Short task
Repeat exactly the stretch of lines that starts with the one containing "Enumerate this screenshot's" and ends with the last line of the material. Leave out pictures.

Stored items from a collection
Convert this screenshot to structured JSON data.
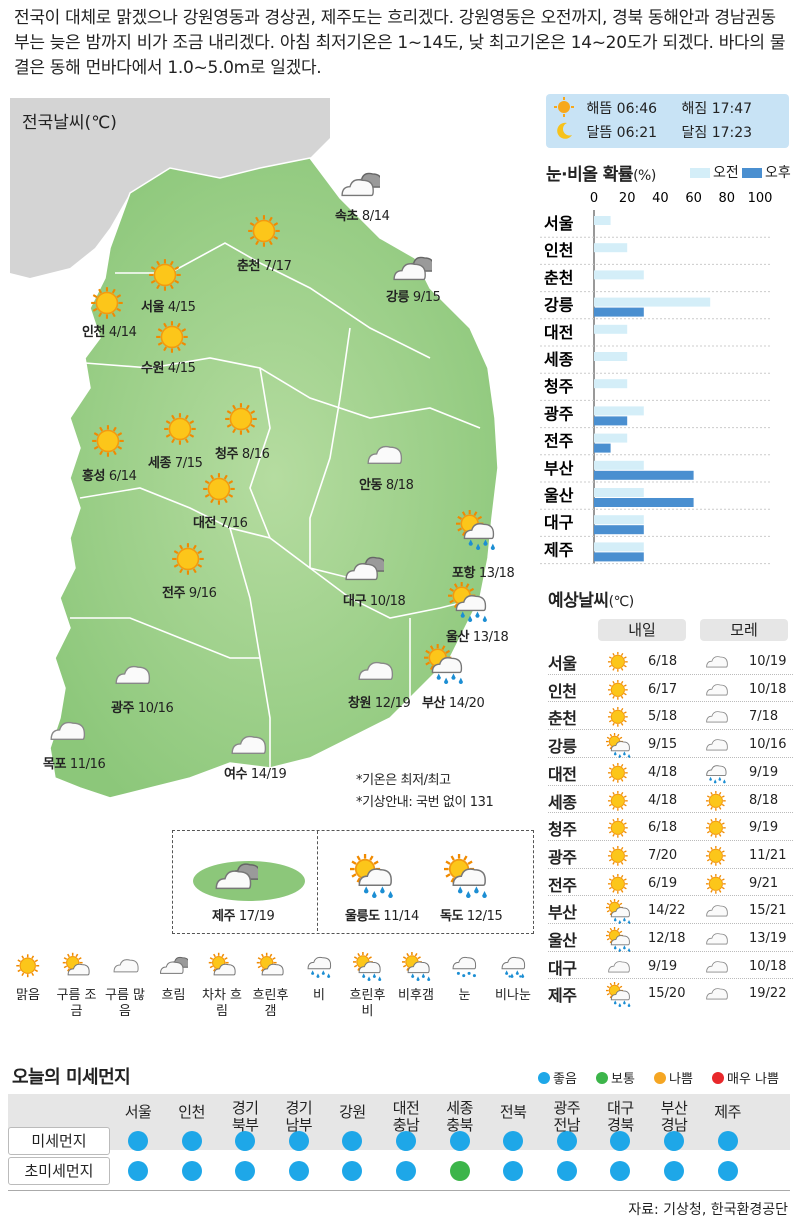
{
  "summary": "전국이 대체로 맑겠으나 강원영동과 경상권, 제주도는 흐리겠다. 강원영동은 오전까지, 경북 동해안과 경남권동부는 늦은 밤까지 비가 조금 내리겠다. 아침 최저기온은 1~14도, 낮 최고기온은 14~20도가 되겠다. 바다의 물결은 동해 먼바다에서 1.0~5.0m로 일겠다.",
  "map": {
    "title": "전국날씨(℃)",
    "cities": [
      {
        "name": "속초",
        "temp": "8/14",
        "icon": "cloudy"
      },
      {
        "name": "춘천",
        "temp": "7/17",
        "icon": "sun"
      },
      {
        "name": "서울",
        "temp": "4/15",
        "icon": "sun"
      },
      {
        "name": "인천",
        "temp": "4/14",
        "icon": "sun"
      },
      {
        "name": "강릉",
        "temp": "9/15",
        "icon": "cloudy"
      },
      {
        "name": "수원",
        "temp": "4/15",
        "icon": "sun"
      },
      {
        "name": "청주",
        "temp": "8/16",
        "icon": "sun"
      },
      {
        "name": "홍성",
        "temp": "6/14",
        "icon": "sun"
      },
      {
        "name": "세종",
        "temp": "7/15",
        "icon": "sun"
      },
      {
        "name": "대전",
        "temp": "7/16",
        "icon": "sun"
      },
      {
        "name": "안동",
        "temp": "8/18",
        "icon": "cloud"
      },
      {
        "name": "포항",
        "temp": "13/18",
        "icon": "sun-cloud-rain"
      },
      {
        "name": "전주",
        "temp": "9/16",
        "icon": "sun"
      },
      {
        "name": "대구",
        "temp": "10/18",
        "icon": "cloudy"
      },
      {
        "name": "울산",
        "temp": "13/18",
        "icon": "sun-cloud-rain"
      },
      {
        "name": "광주",
        "temp": "10/16",
        "icon": "cloud"
      },
      {
        "name": "창원",
        "temp": "12/19",
        "icon": "cloud"
      },
      {
        "name": "부산",
        "temp": "14/20",
        "icon": "sun-cloud-rain"
      },
      {
        "name": "목포",
        "temp": "11/16",
        "icon": "cloud"
      },
      {
        "name": "여수",
        "temp": "14/19",
        "icon": "cloud"
      }
    ],
    "islands": [
      {
        "name": "제주",
        "temp": "17/19",
        "icon": "cloudy"
      },
      {
        "name": "울릉도",
        "temp": "11/14",
        "icon": "sun-cloud-rain"
      },
      {
        "name": "독도",
        "temp": "12/15",
        "icon": "sun-cloud-rain"
      }
    ],
    "note1": "*기온은 최저/최고",
    "note2": "*기상안내: 국번 없이 131"
  },
  "sunmoon": {
    "sunrise_label": "해뜸",
    "sunrise": "06:46",
    "sunset_label": "해짐",
    "sunset": "17:47",
    "moonrise_label": "달뜸",
    "moonrise": "06:21",
    "moonset_label": "달짐",
    "moonset": "17:23"
  },
  "precip": {
    "title": "눈·비올 확률",
    "unit": "(%)",
    "legend_am": "오전",
    "legend_pm": "오후",
    "color_am": "#d4eef8",
    "color_pm": "#4a8fd0"
  },
  "chart_data": {
    "type": "bar",
    "orientation": "horizontal",
    "title": "눈·비올 확률(%)",
    "categories": [
      "서울",
      "인천",
      "춘천",
      "강릉",
      "대전",
      "세종",
      "청주",
      "광주",
      "전주",
      "부산",
      "울산",
      "대구",
      "제주"
    ],
    "x_ticks": [
      "0",
      "20",
      "40",
      "60",
      "80",
      "100"
    ],
    "xlim": [
      0,
      100
    ],
    "series": [
      {
        "name": "오전",
        "values": [
          10,
          20,
          30,
          70,
          20,
          20,
          20,
          30,
          20,
          30,
          30,
          30,
          30
        ]
      },
      {
        "name": "오후",
        "values": [
          0,
          0,
          0,
          30,
          0,
          0,
          0,
          20,
          10,
          60,
          60,
          30,
          30
        ]
      }
    ],
    "legend": "top-right"
  },
  "forecast": {
    "title": "예상날씨",
    "unit": "(℃)",
    "col_tomorrow": "내일",
    "col_dayafter": "모레",
    "rows": [
      {
        "name": "서울",
        "t1": "6/18",
        "i1": "sun",
        "t2": "10/19",
        "i2": "cloud"
      },
      {
        "name": "인천",
        "t1": "6/17",
        "i1": "sun",
        "t2": "10/18",
        "i2": "cloud"
      },
      {
        "name": "춘천",
        "t1": "5/18",
        "i1": "sun",
        "t2": "7/18",
        "i2": "cloud"
      },
      {
        "name": "강릉",
        "t1": "9/15",
        "i1": "sun-cloud-rain",
        "t2": "10/16",
        "i2": "cloud"
      },
      {
        "name": "대전",
        "t1": "4/18",
        "i1": "sun",
        "t2": "9/19",
        "i2": "rain"
      },
      {
        "name": "세종",
        "t1": "4/18",
        "i1": "sun",
        "t2": "8/18",
        "i2": "sun"
      },
      {
        "name": "청주",
        "t1": "6/18",
        "i1": "sun",
        "t2": "9/19",
        "i2": "sun"
      },
      {
        "name": "광주",
        "t1": "7/20",
        "i1": "sun",
        "t2": "11/21",
        "i2": "sun"
      },
      {
        "name": "전주",
        "t1": "6/19",
        "i1": "sun",
        "t2": "9/21",
        "i2": "sun"
      },
      {
        "name": "부산",
        "t1": "14/22",
        "i1": "sun-cloud-rain",
        "t2": "15/21",
        "i2": "cloud"
      },
      {
        "name": "울산",
        "t1": "12/18",
        "i1": "sun-cloud-rain",
        "t2": "13/19",
        "i2": "cloud"
      },
      {
        "name": "대구",
        "t1": "9/19",
        "i1": "cloud",
        "t2": "10/18",
        "i2": "cloud"
      },
      {
        "name": "제주",
        "t1": "15/20",
        "i1": "sun-cloud-rain",
        "t2": "19/22",
        "i2": "cloud"
      }
    ]
  },
  "legend": [
    {
      "icon": "sun",
      "label": "맑음"
    },
    {
      "icon": "sun-cloud",
      "label": "구름 조금"
    },
    {
      "icon": "cloud",
      "label": "구름 많음"
    },
    {
      "icon": "cloudy",
      "label": "흐림"
    },
    {
      "icon": "sun-cloud",
      "label": "차차 흐림"
    },
    {
      "icon": "sun-cloud",
      "label": "흐린후 갬"
    },
    {
      "icon": "rain",
      "label": "비"
    },
    {
      "icon": "sun-cloud-rain",
      "label": "흐린후 비"
    },
    {
      "icon": "sun-cloud-rain",
      "label": "비후갬"
    },
    {
      "icon": "snow",
      "label": "눈"
    },
    {
      "icon": "rain-snow",
      "label": "비나눈"
    }
  ],
  "dust": {
    "title": "오늘의 미세먼지",
    "legend": [
      {
        "label": "좋음",
        "color": "#1ea7e8"
      },
      {
        "label": "보통",
        "color": "#3cb54a"
      },
      {
        "label": "나쁨",
        "color": "#f5a623"
      },
      {
        "label": "매우 나쁨",
        "color": "#e8282b"
      }
    ],
    "regions": [
      "서울",
      "인천",
      "경기\n북부",
      "경기\n남부",
      "강원",
      "대전\n충남",
      "세종\n충북",
      "전북",
      "광주\n전남",
      "대구\n경북",
      "부산\n경남",
      "제주"
    ],
    "row1_label": "미세먼지",
    "row2_label": "초미세먼지",
    "row1": [
      "좋음",
      "좋음",
      "좋음",
      "좋음",
      "좋음",
      "좋음",
      "좋음",
      "좋음",
      "좋음",
      "좋음",
      "좋음",
      "좋음"
    ],
    "row2": [
      "좋음",
      "좋음",
      "좋음",
      "좋음",
      "좋음",
      "좋음",
      "보통",
      "좋음",
      "좋음",
      "좋음",
      "좋음",
      "좋음"
    ]
  },
  "source": "자료: 기상청, 한국환경공단"
}
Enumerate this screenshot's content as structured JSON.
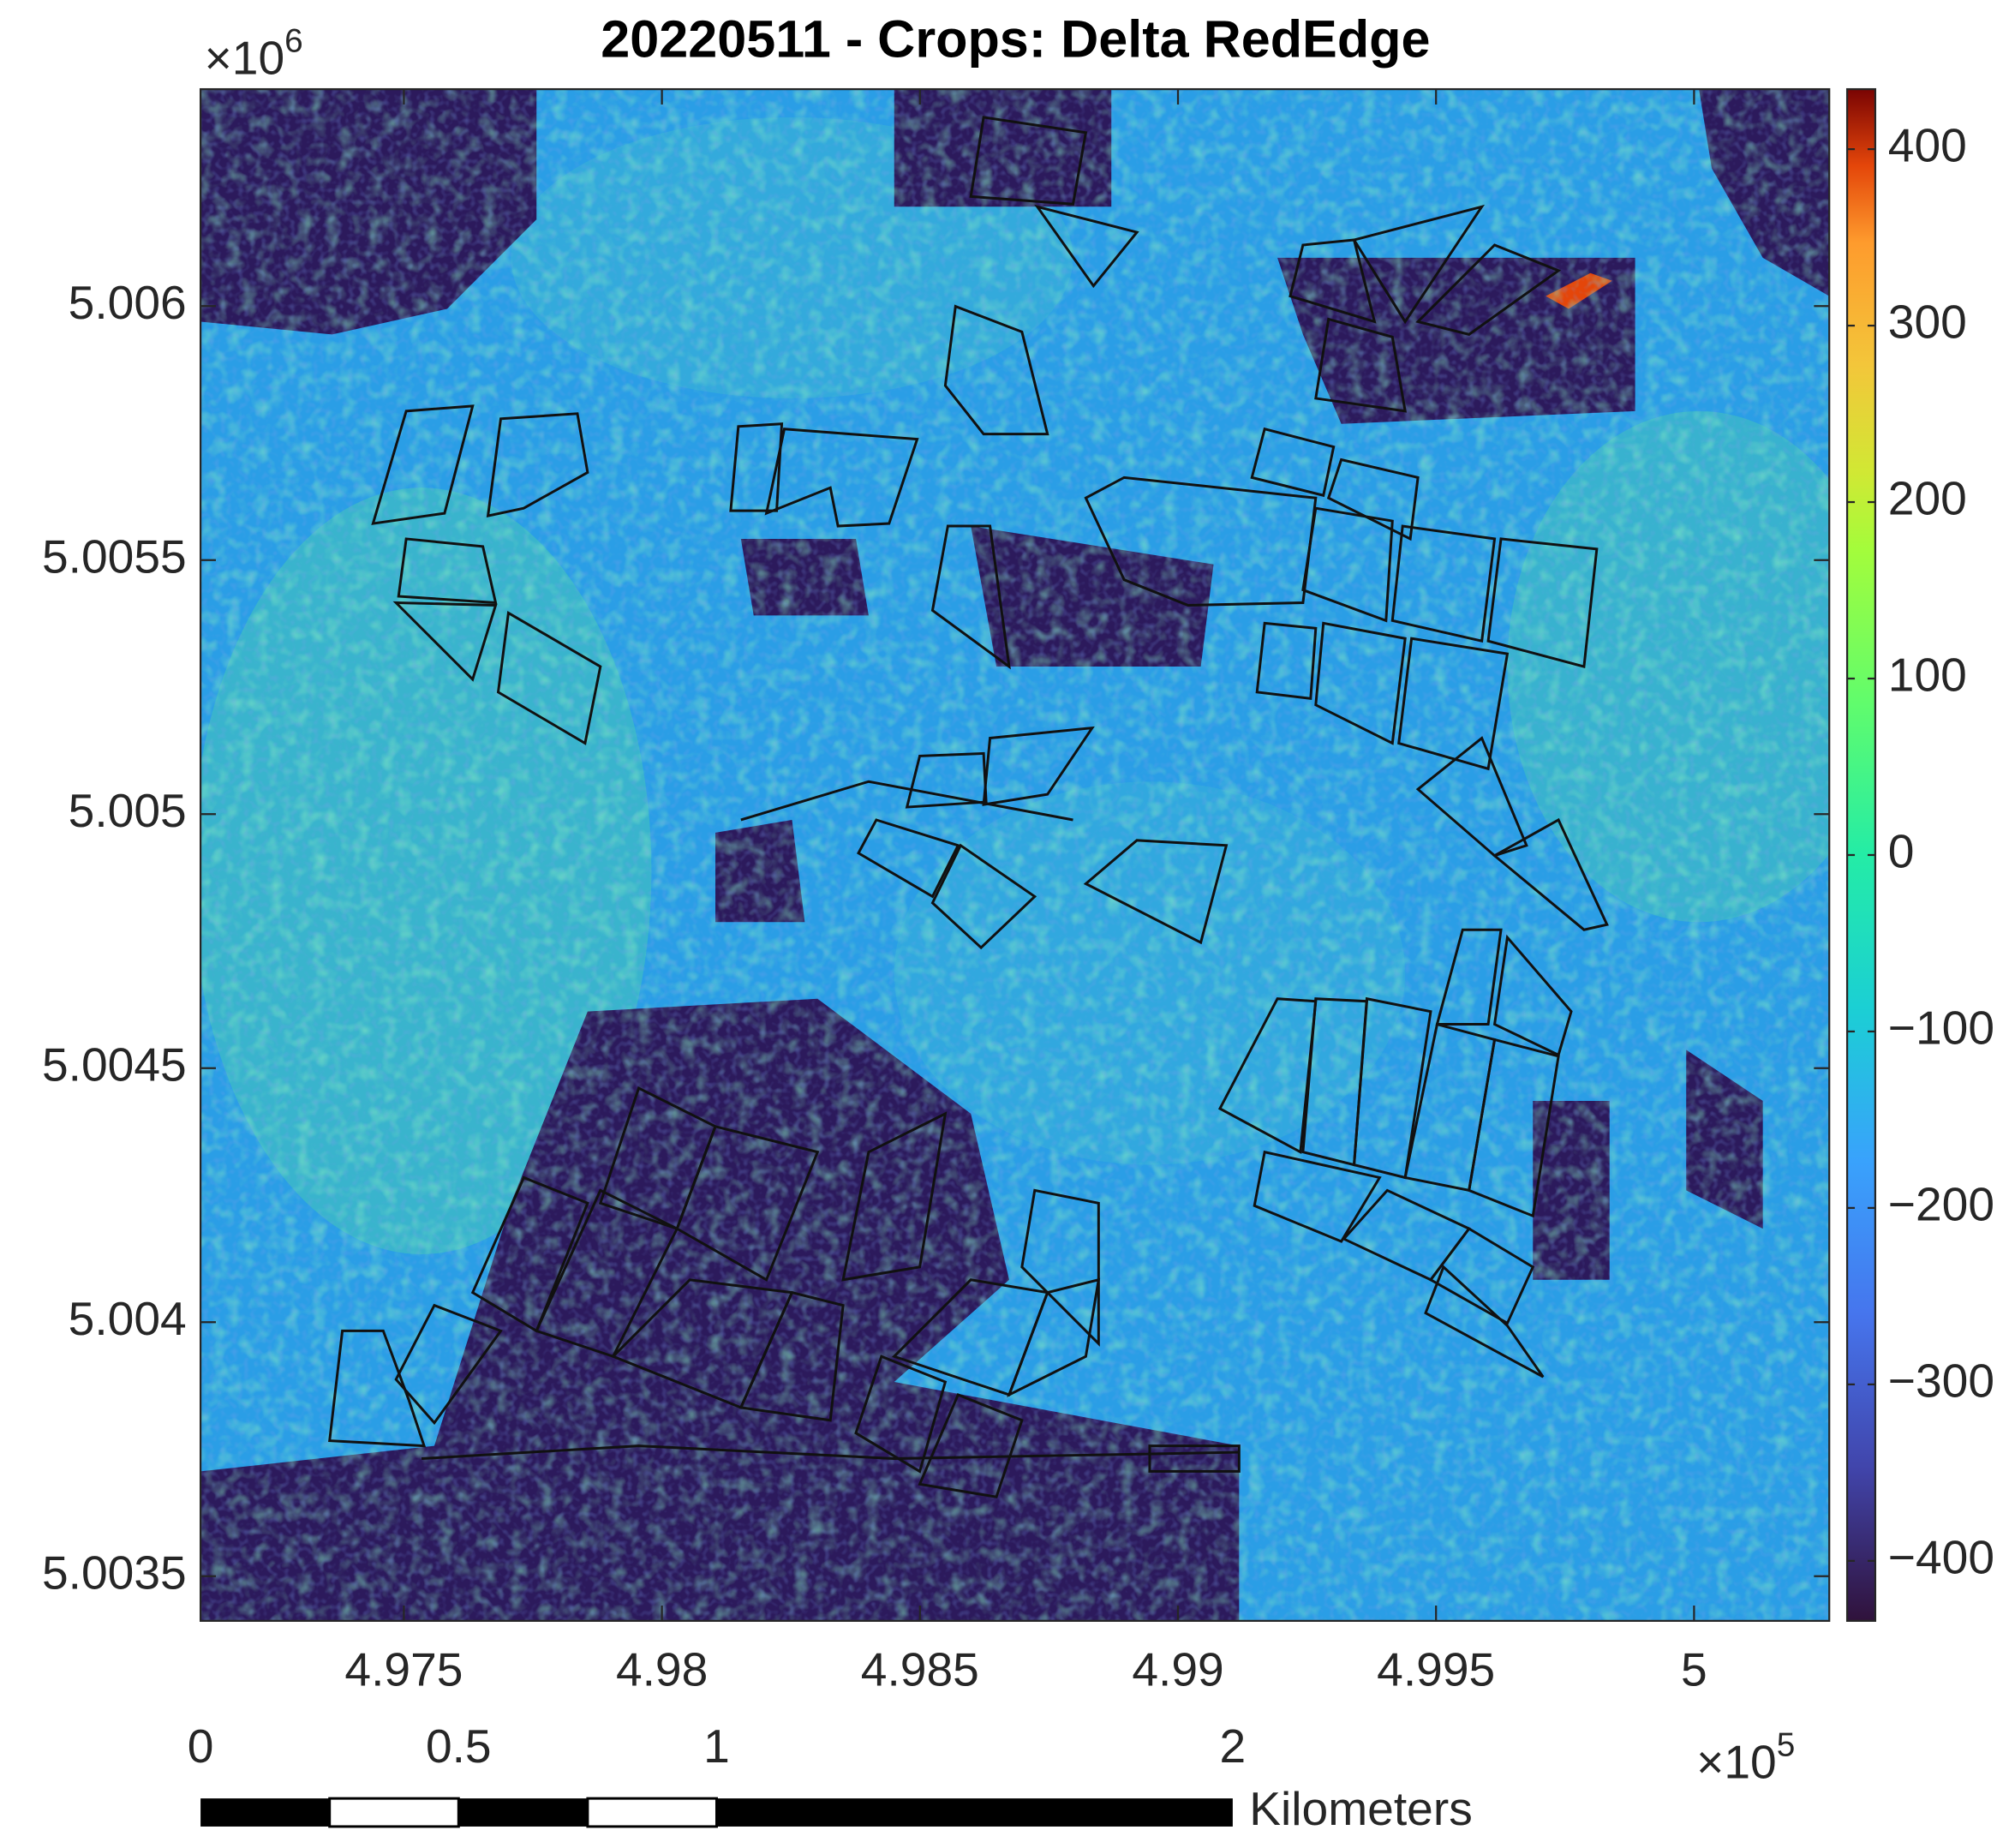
{
  "chart_data": {
    "type": "heatmap",
    "title": "20220511 - Crops: Delta RedEdge",
    "xlim": [
      4.97106,
      5.00262
    ],
    "xticks": [
      4.975,
      4.98,
      4.985,
      4.99,
      4.995,
      5
    ],
    "x_multiplier": {
      "text": "×10",
      "exponent": "5"
    },
    "ylim": [
      5.003412,
      5.006427
    ],
    "yticks": [
      5.0035,
      5.004,
      5.0045,
      5.005,
      5.0055,
      5.006
    ],
    "y_multiplier": {
      "text": "×10",
      "exponent": "6"
    },
    "colormap": "turbo",
    "clim": [
      -434,
      434
    ],
    "cticks": [
      {
        "value": -400,
        "label": "−400"
      },
      {
        "value": -300,
        "label": "−300"
      },
      {
        "value": -200,
        "label": "−200"
      },
      {
        "value": -100,
        "label": "−100"
      },
      0,
      100,
      200,
      300,
      400
    ],
    "scale_bar": {
      "ticks": [
        0,
        0.5,
        1,
        2
      ],
      "unit": "Kilometers"
    }
  }
}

Right answer
Enumerate this screenshot's content as structured JSON.
{
  "chart_data": {
    "type": "heatmap",
    "title": "20220511 - Crops: Delta RedEdge",
    "xlim": [
      4.97106,
      5.00262
    ],
    "xticks": [
      4.975,
      4.98,
      4.985,
      4.99,
      4.995,
      5
    ],
    "x_multiplier": {
      "text": "×10",
      "exponent": "5"
    },
    "ylim": [
      5.003412,
      5.006427
    ],
    "yticks": [
      5.0035,
      5.004,
      5.0045,
      5.005,
      5.0055,
      5.006
    ],
    "y_multiplier": {
      "text": "×10",
      "exponent": "6"
    },
    "colormap": "turbo",
    "clim": [
      -434,
      434
    ],
    "cticks": [
      {
        "value": -400,
        "label": "−400"
      },
      {
        "value": -300,
        "label": "−300"
      },
      {
        "value": -200,
        "label": "−200"
      },
      {
        "value": -100,
        "label": "−100"
      },
      0,
      100,
      200,
      300,
      400
    ],
    "scale_bar": {
      "ticks": [
        0,
        0.5,
        1,
        2
      ],
      "unit": "Kilometers"
    }
  }
}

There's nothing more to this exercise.